Output the full listing below exactly as it reads, and skip anything that is a picture.

____

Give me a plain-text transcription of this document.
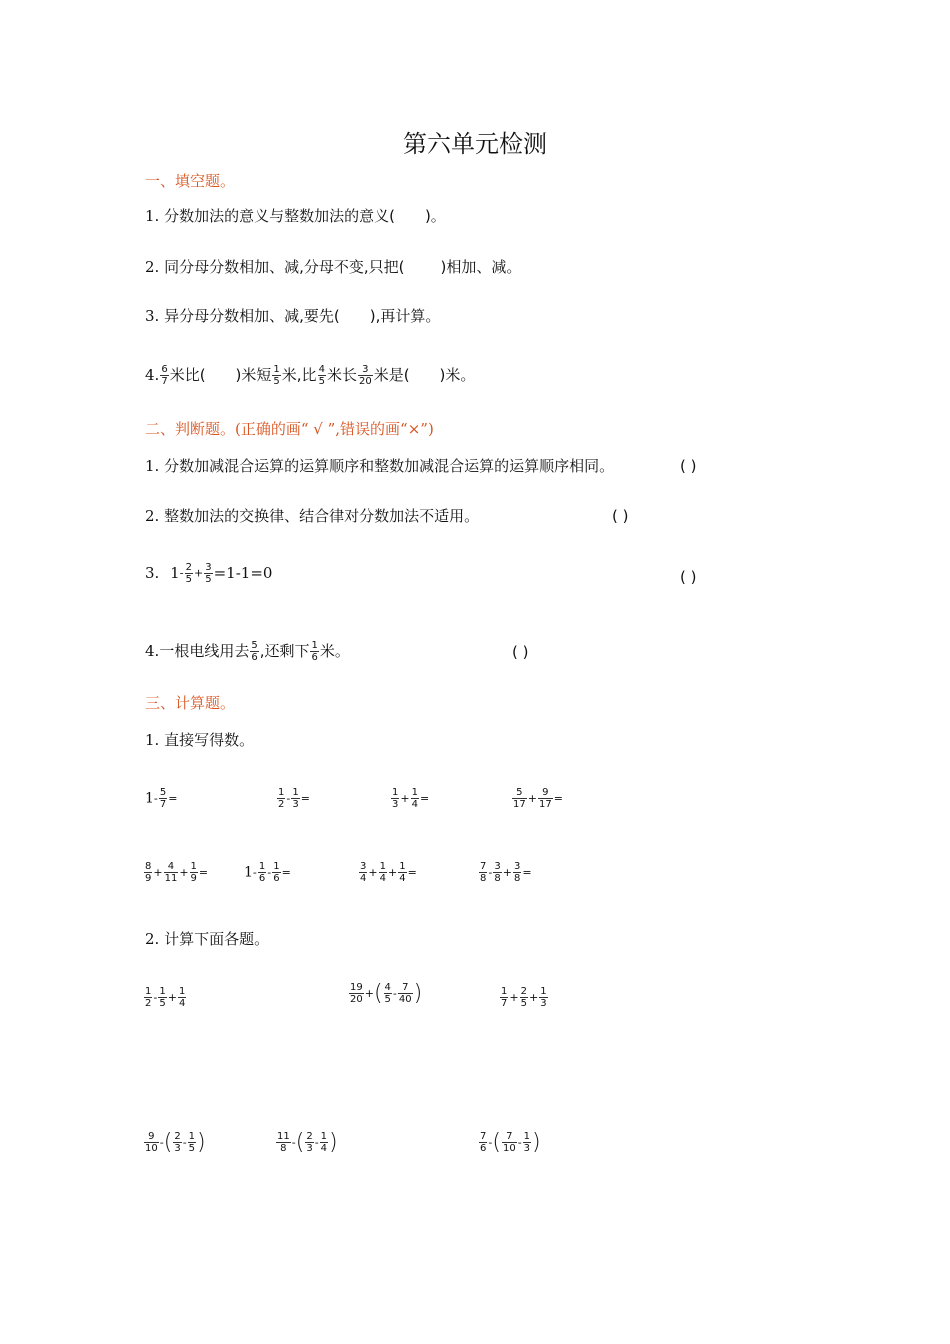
第六单元检测
一、填空题。
1. 分数加法的意义与整数加法的意义( )。
2. 同分母分数相加、减,分母不变,只把( )相加、减。
3. 异分母分数相加、减,要先( ),再计算。
4. $\frac{6}{7}$ 米比( )米短 $\frac{1}{5}$ 米,比 $\frac{4}{5}$ 米长 $\frac{3}{20}$ 米是( )米。
二、判断题。(正确的画“ √ ”,错误的画“×”)
1. 分数加减混合运算的运算顺序和整数加减混合运算的运算顺序相同。	( )
2. 整数加法的交换律、结合律对分数加法不适用。	( )
3. $1- \frac{2}{5} + \frac{3}{5} =1-1=0$	( )
4.一根电线用去 $\frac{5}{6}$ ,还剩下 $\frac{1}{6}$ 米。	( )
三、计算题。
1. 直接写得数。
$1- \frac{5}{7}$ =	$\frac{1}{2} - \frac{1}{3}$ =	$\frac{1}{3} + \frac{1}{4}$ =	$\frac{5}{17} + \frac{9}{17}$ =
$\frac{8}{9} + \frac{4}{11} + \frac{1}{9}$ =	$1- \frac{1}{6} - \frac{1}{6}$ =	$\frac{3}{4} + \frac{1}{4} + \frac{1}{4}$ =	$\frac{7}{8} - \frac{3}{8} + \frac{3}{8}$ =
2. 计算下面各题。
$\frac{1}{2} - \frac{1}{5} + \frac{1}{4}$	$\frac{19}{20}$ +( $\frac{4}{5} - \frac{7}{40}$ )	$\frac{1}{7} + \frac{2}{5} + \frac{1}{3}$
$\frac{9}{10}$ -( $\frac{2}{3} - \frac{1}{5}$ )	$\frac{11}{8}$ -( $\frac{2}{3} - \frac{1}{4}$ )	$\frac{7}{6}$ -( $\frac{7}{10} - \frac{1}{3}$ )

____

* FULL SOLUTION *
Give me a plain-text transcription of this document.
第六单元检测
一、填空题。
1. 分数加法的意义与整数加法的意义( )。
2. 同分母分数相加、减,分母不变,只把( )相加、减。
3. 异分母分数相加、减,要先( ),再计算。
4. $\frac{6}{7}$ 米比( )米短 $\frac{1}{5}$ 米,比 $\frac{4}{5}$ 米长 $\frac{3}{20}$ 米是( )米。
二、判断题。(正确的画“ √ ”,错误的画“×”)
1. 分数加减混合运算的运算顺序和整数加减混合运算的运算顺序相同。	( )
2. 整数加法的交换律、结合律对分数加法不适用。	( )
3. $1- \frac{2}{5} + \frac{3}{5} =1-1=0$	( )
4.一根电线用去 $\frac{5}{6}$ ,还剩下 $\frac{1}{6}$ 米。	( )
三、计算题。
1. 直接写得数。
$1- \frac{5}{7}$ =	$\frac{1}{2} - \frac{1}{3}$ =	$\frac{1}{3} + \frac{1}{4}$ =	$\frac{5}{17} + \frac{9}{17}$ =
$\frac{8}{9} + \frac{4}{11} + \frac{1}{9}$ =	$1- \frac{1}{6} - \frac{1}{6}$ =	$\frac{3}{4} + \frac{1}{4} + \frac{1}{4}$ =	$\frac{7}{8} - \frac{3}{8} + \frac{3}{8}$ =
2. 计算下面各题。
$\frac{1}{2} - \frac{1}{5} + \frac{1}{4}$	$\frac{19}{20}$ +( $\frac{4}{5} - \frac{7}{40}$ )	$\frac{1}{7} + \frac{2}{5} + \frac{1}{3}$
$\frac{9}{10}$ -( $\frac{2}{3} - \frac{1}{5}$ )	$\frac{11}{8}$ -( $\frac{2}{3} - \frac{1}{4}$ )	$\frac{7}{6}$ -( $\frac{7}{10} - \frac{1}{3}$ )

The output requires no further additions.